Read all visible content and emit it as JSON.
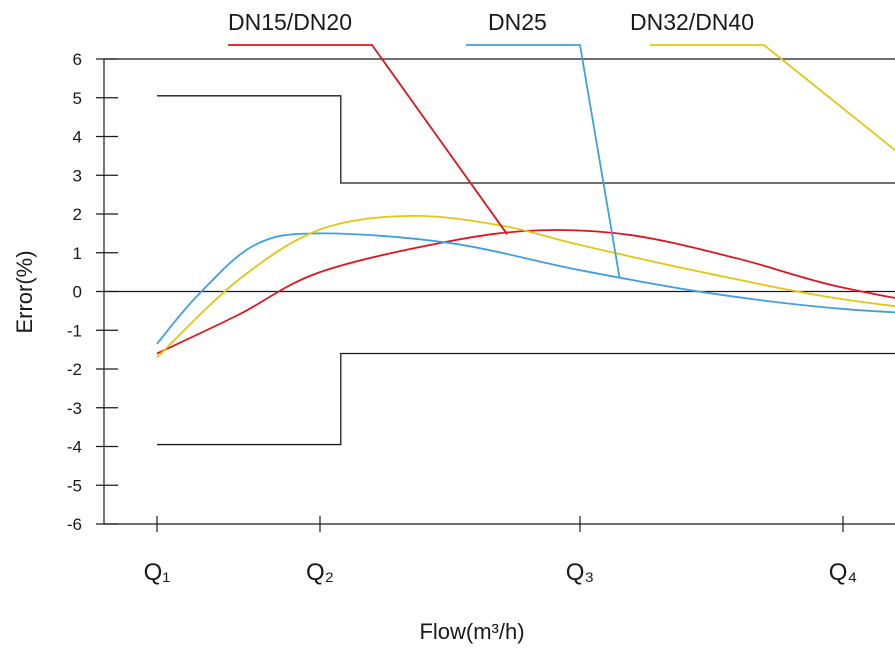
{
  "chart_data": {
    "type": "line",
    "xlabel": "Flow(m³/h)",
    "ylabel": "Error(%)",
    "ylim": [
      -6,
      6
    ],
    "yticks": [
      "6",
      "5",
      "4",
      "3",
      "2",
      "1",
      "0",
      "-1",
      "-2",
      "-3",
      "-4",
      "-5",
      "-6"
    ],
    "xticks": [
      "Q₁",
      "Q₂",
      "Q₃",
      "Q₄"
    ],
    "grid": false,
    "legend_position": "top",
    "series": [
      {
        "name": "DN15/DN20",
        "color": "#e0141e",
        "points": [
          [
            0,
            -1.6
          ],
          [
            0.5,
            -0.6
          ],
          [
            1,
            0.5
          ],
          [
            1.5,
            1.3
          ],
          [
            1.85,
            1.58
          ],
          [
            2.2,
            1.45
          ],
          [
            2.6,
            0.85
          ],
          [
            3.0,
            0.1
          ],
          [
            3.5,
            -0.45
          ],
          [
            3.95,
            -0.35
          ]
        ]
      },
      {
        "name": "DN25",
        "color": "#3fa0e0",
        "points": [
          [
            0,
            -1.35
          ],
          [
            0.25,
            -0.1
          ],
          [
            0.6,
            1.2
          ],
          [
            1,
            1.5
          ],
          [
            1.5,
            1.25
          ],
          [
            2,
            0.55
          ],
          [
            2.5,
            -0.05
          ],
          [
            3,
            -0.45
          ],
          [
            3.5,
            -0.62
          ],
          [
            3.95,
            -0.65
          ]
        ]
      },
      {
        "name": "DN32/DN40",
        "color": "#e3c614",
        "points": [
          [
            0,
            -1.7
          ],
          [
            0.5,
            0.3
          ],
          [
            1,
            1.6
          ],
          [
            1.35,
            1.95
          ],
          [
            1.7,
            1.7
          ],
          [
            2,
            1.2
          ],
          [
            2.5,
            0.45
          ],
          [
            3,
            -0.2
          ],
          [
            3.5,
            -0.55
          ],
          [
            3.95,
            -0.45
          ]
        ]
      }
    ],
    "tolerance_limits": {
      "upper": [
        [
          0,
          5.05
        ],
        [
          1.08,
          5.05
        ],
        [
          1.08,
          2.8
        ],
        [
          4.0,
          2.8
        ]
      ],
      "lower": [
        [
          0,
          -3.95
        ],
        [
          1.08,
          -3.95
        ],
        [
          1.08,
          -1.6
        ],
        [
          4.1,
          -1.6
        ]
      ]
    }
  }
}
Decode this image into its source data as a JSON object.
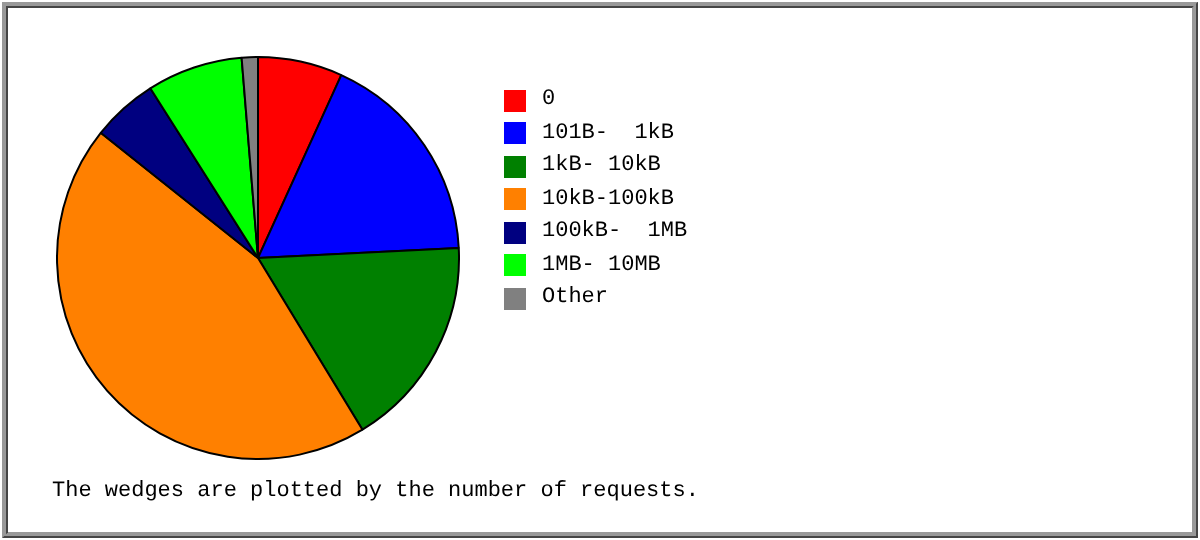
{
  "chart_data": {
    "type": "pie",
    "categories": [
      "0",
      "101B-  1kB",
      "1kB- 10kB",
      "10kB-100kB",
      "100kB-  1MB",
      "1MB- 10MB",
      "Other"
    ],
    "values": [
      6.8,
      17.4,
      17.1,
      44.4,
      5.3,
      7.7,
      1.3
    ],
    "colors": [
      "#ff0000",
      "#0000ff",
      "#008000",
      "#ff8000",
      "#000080",
      "#00ff00",
      "#808080"
    ],
    "legend": "right",
    "annotations": [
      "The wedges are plotted by the number of requests."
    ]
  }
}
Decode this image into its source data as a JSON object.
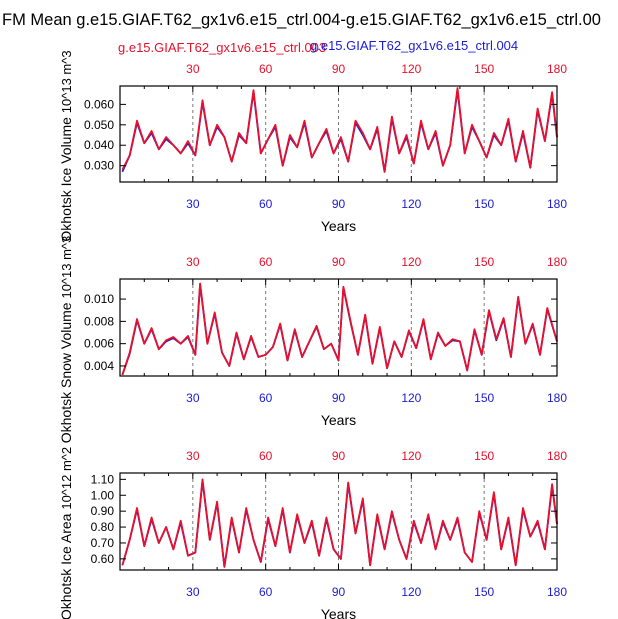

OBJECTIVE:
Each entry gets copied exactly; the pictures stay out.

THE REPLY:
Read all visible content and emit it as JSON.
{
  "chart_data": {
    "type": "line",
    "xlabel": "Flow(m³/h)",
    "ylabel": "Error(%)",
    "ylim": [
      -6,
      6
    ],
    "yticks": [
      "6",
      "5",
      "4",
      "3",
      "2",
      "1",
      "0",
      "-1",
      "-2",
      "-3",
      "-4",
      "-5",
      "-6"
    ],
    "xticks": [
      "Q₁",
      "Q₂",
      "Q₃",
      "Q₄"
    ],
    "grid": false,
    "legend_position": "top",
    "series": [
      {
        "name": "DN15/DN20",
        "color": "#e0141e",
        "points": [
          [
            0,
            -1.6
          ],
          [
            0.5,
            -0.6
          ],
          [
            1,
            0.5
          ],
          [
            1.5,
            1.3
          ],
          [
            1.85,
            1.58
          ],
          [
            2.2,
            1.45
          ],
          [
            2.6,
            0.85
          ],
          [
            3.0,
            0.1
          ],
          [
            3.5,
            -0.45
          ],
          [
            3.95,
            -0.35
          ]
        ]
      },
      {
        "name": "DN25",
        "color": "#3fa0e0",
        "points": [
          [
            0,
            -1.35
          ],
          [
            0.25,
            -0.1
          ],
          [
            0.6,
            1.2
          ],
          [
            1,
            1.5
          ],
          [
            1.5,
            1.25
          ],
          [
            2,
            0.55
          ],
          [
            2.5,
            -0.05
          ],
          [
            3,
            -0.45
          ],
          [
            3.5,
            -0.62
          ],
          [
            3.95,
            -0.65
          ]
        ]
      },
      {
        "name": "DN32/DN40",
        "color": "#e3c614",
        "points": [
          [
            0,
            -1.7
          ],
          [
            0.5,
            0.3
          ],
          [
            1,
            1.6
          ],
          [
            1.35,
            1.95
          ],
          [
            1.7,
            1.7
          ],
          [
            2,
            1.2
          ],
          [
            2.5,
            0.45
          ],
          [
            3,
            -0.2
          ],
          [
            3.5,
            -0.55
          ],
          [
            3.95,
            -0.45
          ]
        ]
      }
    ],
    "tolerance_limits": {
      "upper": [
        [
          0,
          5.05
        ],
        [
          1.08,
          5.05
        ],
        [
          1.08,
          2.8
        ],
        [
          4.0,
          2.8
        ]
      ],
      "lower": [
        [
          0,
          -3.95
        ],
        [
          1.08,
          -3.95
        ],
        [
          1.08,
          -1.6
        ],
        [
          4.1,
          -1.6
        ]
      ]
    }
  }
}
Decode this image into its source data as a JSON object.
{
  "chart_data": {
    "type": "pie",
    "categories": [
      "0",
      "101B-  1kB",
      "1kB- 10kB",
      "10kB-100kB",
      "100kB-  1MB",
      "1MB- 10MB",
      "Other"
    ],
    "values": [
      6.8,
      17.4,
      17.1,
      44.4,
      5.3,
      7.7,
      1.3
    ],
    "colors": [
      "#ff0000",
      "#0000ff",
      "#008000",
      "#ff8000",
      "#000080",
      "#00ff00",
      "#808080"
    ],
    "legend": "right",
    "annotations": [
      "The wedges are plotted by the number of requests."
    ]
  }
}
Decode this image into its source data as a JSON object.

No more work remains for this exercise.